**Selected passage:**

For each DoF in the task-space, the FIC is given in Algorithm 1. The control torques (\(\vec {\tau }_{\text {ctr}}\)) can be calculated from \(\vec {\textbf{h}}_e \in \mathbb {R}^6\) using (2). Differently from the FIC control scheme introduced in [11] on a sharp force/torque saturation, this manuscript introduces a more versatile force profile. The new force profile allows to independently tune the linear, nonlinear and saturation behaviours of the controller wrench, making it easier to tune the controller for different tasks.

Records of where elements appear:
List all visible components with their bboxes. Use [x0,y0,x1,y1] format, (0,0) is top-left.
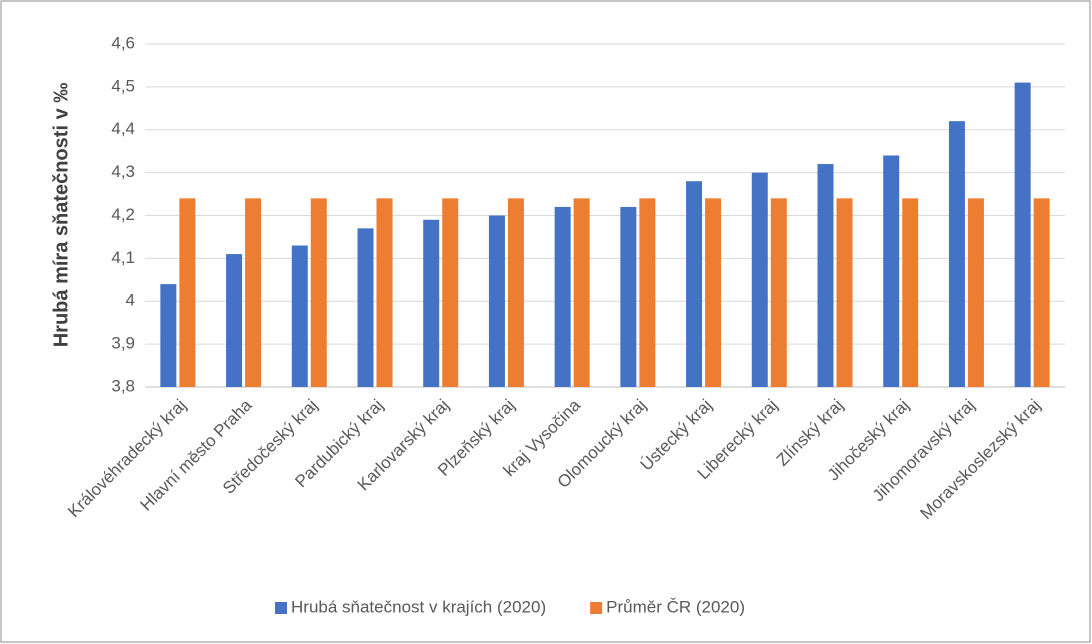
legend-label: Hrubá sňatečnost v krajích (2020) [291,597,546,616]
bar [488,215,505,387]
bar [423,219,440,387]
bar [226,254,243,387]
legend-label: Průměr ČR (2020) [606,597,745,616]
bar [507,198,524,387]
bar [573,198,590,387]
y-tick-label: 4,4 [111,119,135,138]
bar [705,198,722,387]
bar [770,198,787,387]
bar [751,172,768,387]
y-tick-label: 4,2 [111,205,135,224]
y-tick-label: 4,5 [111,76,135,95]
bar [967,198,984,387]
bar [310,198,327,387]
bar [245,198,262,387]
bar [620,206,637,387]
legend-swatch [590,602,603,614]
bar [179,198,196,387]
bar [948,121,965,388]
bar [1014,82,1031,388]
bar [686,181,703,387]
bar [836,198,853,387]
bar [291,245,308,387]
y-axis-title: Hrubá míra sňatečnosti v ‰ [50,83,72,348]
bar [376,198,393,387]
y-tick-label: 4,6 [111,33,135,52]
y-tick-label: 3,9 [111,334,135,353]
bar [554,206,571,387]
y-tick-label: 4 [126,291,135,310]
bar [160,284,177,387]
bar [1033,198,1050,387]
y-tick-label: 4,3 [111,162,135,181]
bar [442,198,459,387]
y-tick-label: 4,1 [111,248,135,267]
bar [883,155,900,387]
y-tick-label: 3,8 [111,376,135,395]
bar [817,164,834,387]
legend-swatch [275,602,287,614]
bar [639,198,656,387]
bar [357,228,374,387]
bar [902,198,919,387]
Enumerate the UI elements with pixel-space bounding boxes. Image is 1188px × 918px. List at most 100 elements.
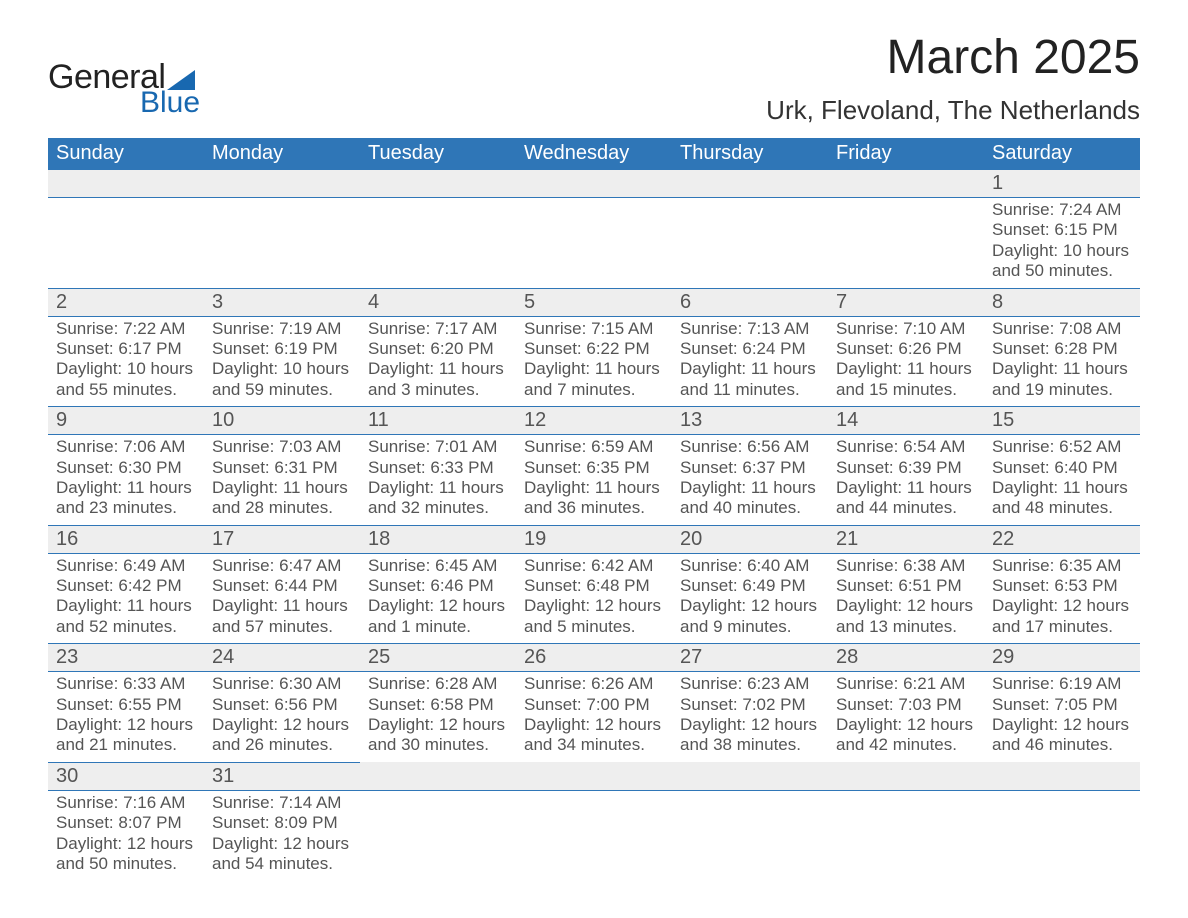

**Instruction 1:**
Answer these questions using the passage on the force controller:
(a) Where is the FIC given for each DoF in the task-space?
(b) Which numbered equation is used to calculate the control torques?
(c) What kind of saturation did the FIC control scheme introduced in [11] rely on?
**Instruction 2:** Using the passage on the force controller, name every behavior of the controller wrench that the new force profile lets you tune independently.
**Instruction 3:**
Do these statements agree with the passage on the force controller? Answer yes or no for each, and quote the words that decide it.
(a) The FIC control scheme from [11] was built on a sharp force/torque saturation.
(b) The new force profile makes the controller harder to tune for different tasks.
(c) The FIC for each DoF is given in Algorithm 2.

**Task answer 1:**
(a) In Algorithm 1.
(b) Equation (2).
(c) A sharp force/torque saturation.

**Task answer 2:**
- Linear
- Nonlinear
- Saturation

**Task answer 3:**
(a) Yes: "the FIC control scheme introduced in [11] on a sharp force/torque saturation"
(b) No: "making it easier to tune the controller for different tasks"
(c) No: "the FIC is given in Algorithm 1"